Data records
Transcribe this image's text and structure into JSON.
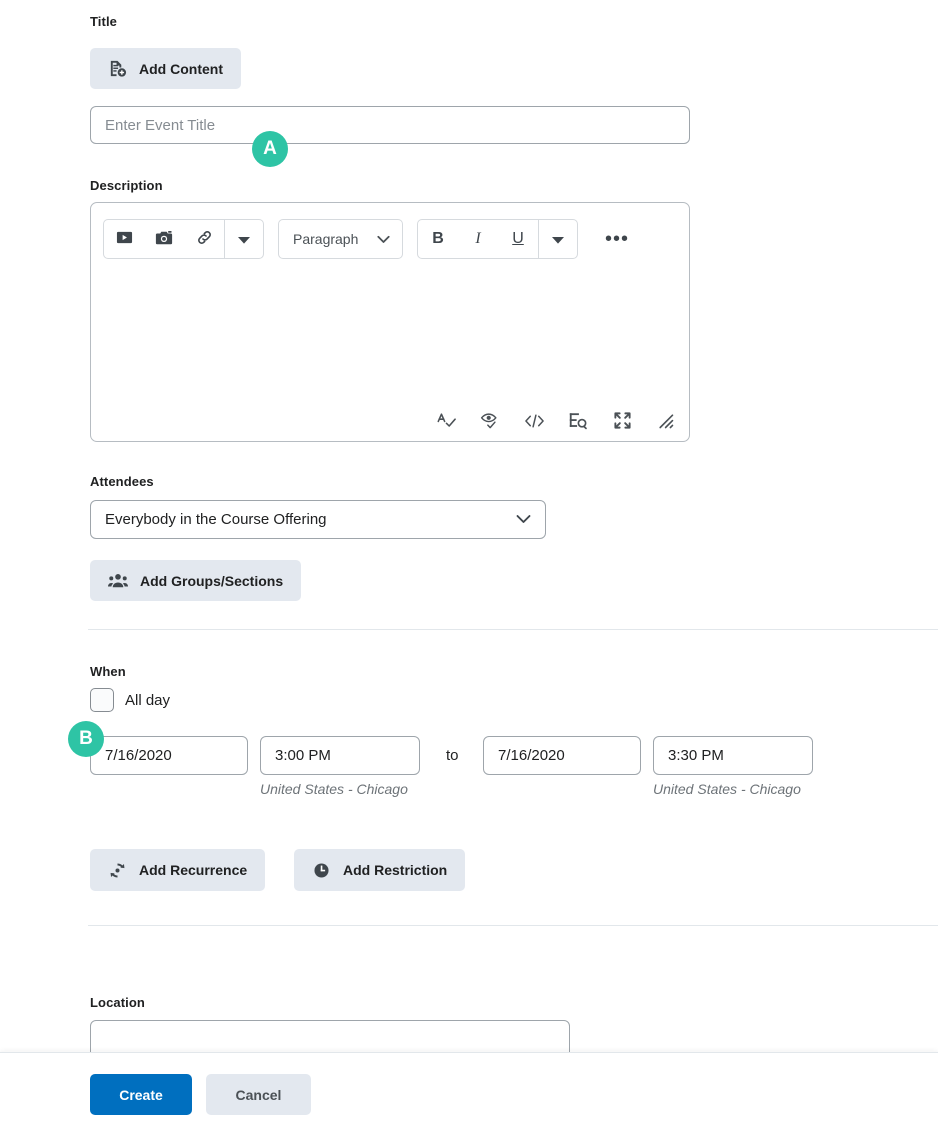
{
  "title_section": {
    "label": "Title",
    "add_content_button": "Add Content",
    "add_content_icon": "document-plus-icon",
    "title_input_placeholder": "Enter Event Title",
    "title_input_value": ""
  },
  "description_section": {
    "label": "Description",
    "toolbar": {
      "insert_media_icon": "play-media-icon",
      "insert_image_icon": "camera-image-icon",
      "insert_link_icon": "link-icon",
      "insert_more_caret_icon": "caret-down-icon",
      "format_select_value": "Paragraph",
      "format_select_caret_icon": "chevron-down-icon",
      "bold_label": "B",
      "italic_label": "I",
      "underline_label": "U",
      "style_more_caret_icon": "caret-down-icon",
      "overflow_label": "•••",
      "overflow_icon": "ellipsis-icon"
    },
    "body_value": "",
    "status_icons": [
      "spellcheck-icon",
      "accessibility-check-icon",
      "html-source-icon",
      "word-count-icon",
      "fullscreen-icon",
      "resize-handle-icon"
    ]
  },
  "attendees_section": {
    "label": "Attendees",
    "select_value": "Everybody in the Course Offering",
    "select_caret_icon": "chevron-down-icon",
    "add_groups_button": "Add Groups/Sections",
    "add_groups_icon": "people-group-icon"
  },
  "when_section": {
    "label": "When",
    "all_day_label": "All day",
    "all_day_checked": false,
    "start_date": "7/16/2020",
    "start_time": "3:00 PM",
    "start_timezone": "United States - Chicago",
    "separator": "to",
    "end_date": "7/16/2020",
    "end_time": "3:30 PM",
    "end_timezone": "United States - Chicago",
    "add_recurrence_button": "Add Recurrence",
    "add_recurrence_icon": "repeat-icon",
    "add_restriction_button": "Add Restriction",
    "add_restriction_icon": "clock-icon"
  },
  "location_section": {
    "label": "Location",
    "input_value": "",
    "input_placeholder": ""
  },
  "footer": {
    "create_button": "Create",
    "cancel_button": "Cancel"
  },
  "markers": [
    {
      "letter": "A",
      "target": "title-input"
    },
    {
      "letter": "B",
      "target": "start-date-input"
    }
  ],
  "colors": {
    "marker": "#2ec4a5",
    "primary_button": "#006fbf",
    "soft_button": "#e3e8ef",
    "divider": "#e2e7eb",
    "input_border": "#9ea5ab"
  }
}
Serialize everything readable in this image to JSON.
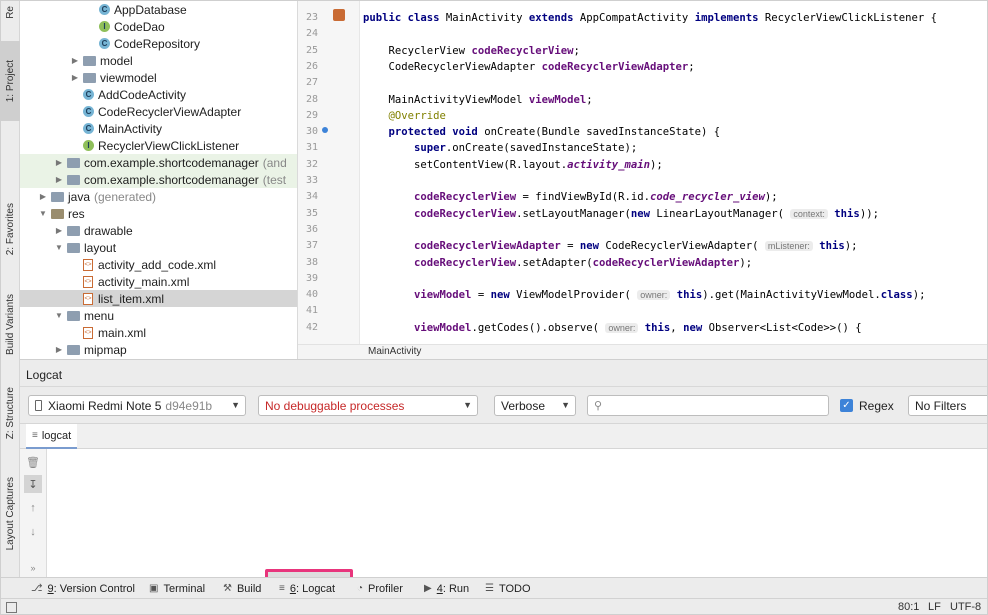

The request
Extract all the data above exactly, excluding every picture.

Result of the task
Transcribe this image's text and structure into JSON.
{
  "title_section": {
    "label": "Title",
    "add_content_button": "Add Content",
    "add_content_icon": "document-plus-icon",
    "title_input_placeholder": "Enter Event Title",
    "title_input_value": ""
  },
  "description_section": {
    "label": "Description",
    "toolbar": {
      "insert_media_icon": "play-media-icon",
      "insert_image_icon": "camera-image-icon",
      "insert_link_icon": "link-icon",
      "insert_more_caret_icon": "caret-down-icon",
      "format_select_value": "Paragraph",
      "format_select_caret_icon": "chevron-down-icon",
      "bold_label": "B",
      "italic_label": "I",
      "underline_label": "U",
      "style_more_caret_icon": "caret-down-icon",
      "overflow_label": "•••",
      "overflow_icon": "ellipsis-icon"
    },
    "body_value": "",
    "status_icons": [
      "spellcheck-icon",
      "accessibility-check-icon",
      "html-source-icon",
      "word-count-icon",
      "fullscreen-icon",
      "resize-handle-icon"
    ]
  },
  "attendees_section": {
    "label": "Attendees",
    "select_value": "Everybody in the Course Offering",
    "select_caret_icon": "chevron-down-icon",
    "add_groups_button": "Add Groups/Sections",
    "add_groups_icon": "people-group-icon"
  },
  "when_section": {
    "label": "When",
    "all_day_label": "All day",
    "all_day_checked": false,
    "start_date": "7/16/2020",
    "start_time": "3:00 PM",
    "start_timezone": "United States - Chicago",
    "separator": "to",
    "end_date": "7/16/2020",
    "end_time": "3:30 PM",
    "end_timezone": "United States - Chicago",
    "add_recurrence_button": "Add Recurrence",
    "add_recurrence_icon": "repeat-icon",
    "add_restriction_button": "Add Restriction",
    "add_restriction_icon": "clock-icon"
  },
  "location_section": {
    "label": "Location",
    "input_value": "",
    "input_placeholder": ""
  },
  "footer": {
    "create_button": "Create",
    "cancel_button": "Cancel"
  },
  "markers": [
    {
      "letter": "A",
      "target": "title-input"
    },
    {
      "letter": "B",
      "target": "start-date-input"
    }
  ],
  "colors": {
    "marker": "#2ec4a5",
    "primary_button": "#006fbf",
    "soft_button": "#e3e8ef",
    "divider": "#e2e7eb",
    "input_border": "#9ea5ab"
  }
}
Serialize everything readable in this image to JSON.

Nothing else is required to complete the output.